** GIVEN PROBLEM **
Go through the material and pull out every line with the string "text" in it.

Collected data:
* START *

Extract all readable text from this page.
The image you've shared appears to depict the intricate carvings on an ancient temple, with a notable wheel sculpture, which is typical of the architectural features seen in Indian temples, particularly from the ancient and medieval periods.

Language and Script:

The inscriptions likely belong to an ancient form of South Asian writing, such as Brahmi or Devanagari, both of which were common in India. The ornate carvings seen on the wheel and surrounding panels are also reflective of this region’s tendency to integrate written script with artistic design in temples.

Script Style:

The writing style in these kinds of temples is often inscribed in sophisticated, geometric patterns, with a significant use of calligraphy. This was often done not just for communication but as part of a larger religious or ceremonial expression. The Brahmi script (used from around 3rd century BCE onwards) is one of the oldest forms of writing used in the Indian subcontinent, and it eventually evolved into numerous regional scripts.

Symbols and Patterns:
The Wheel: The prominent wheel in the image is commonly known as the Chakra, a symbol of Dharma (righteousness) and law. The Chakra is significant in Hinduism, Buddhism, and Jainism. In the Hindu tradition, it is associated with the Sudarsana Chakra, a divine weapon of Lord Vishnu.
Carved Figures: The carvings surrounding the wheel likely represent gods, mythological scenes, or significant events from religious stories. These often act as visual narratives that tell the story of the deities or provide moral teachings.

* END *
* START *

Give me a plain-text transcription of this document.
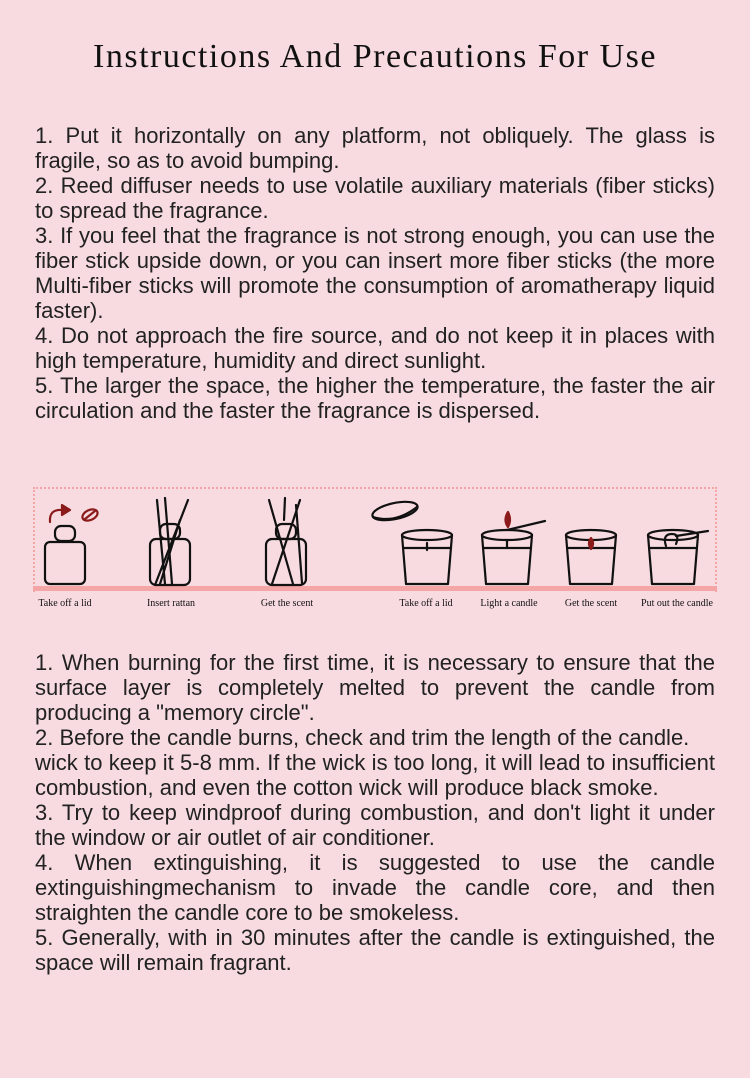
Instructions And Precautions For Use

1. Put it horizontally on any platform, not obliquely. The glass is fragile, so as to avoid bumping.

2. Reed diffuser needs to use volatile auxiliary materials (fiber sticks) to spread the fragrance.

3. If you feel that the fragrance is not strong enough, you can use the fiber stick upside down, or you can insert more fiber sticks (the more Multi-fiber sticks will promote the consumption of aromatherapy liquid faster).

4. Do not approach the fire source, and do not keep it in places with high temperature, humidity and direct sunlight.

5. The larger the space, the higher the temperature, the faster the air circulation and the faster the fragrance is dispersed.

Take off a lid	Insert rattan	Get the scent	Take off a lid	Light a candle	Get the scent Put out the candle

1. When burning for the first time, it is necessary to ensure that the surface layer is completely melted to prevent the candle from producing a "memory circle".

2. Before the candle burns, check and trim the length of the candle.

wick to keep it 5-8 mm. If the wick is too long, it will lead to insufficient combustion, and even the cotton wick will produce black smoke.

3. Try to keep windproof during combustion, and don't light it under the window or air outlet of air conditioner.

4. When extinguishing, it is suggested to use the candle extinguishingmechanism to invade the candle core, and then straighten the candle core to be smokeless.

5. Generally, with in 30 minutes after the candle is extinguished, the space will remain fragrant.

* END *

** SOLUTION TO THIS PROBLEM **
Extract all readable text from this page.
Give me a plain-text transcription of this document.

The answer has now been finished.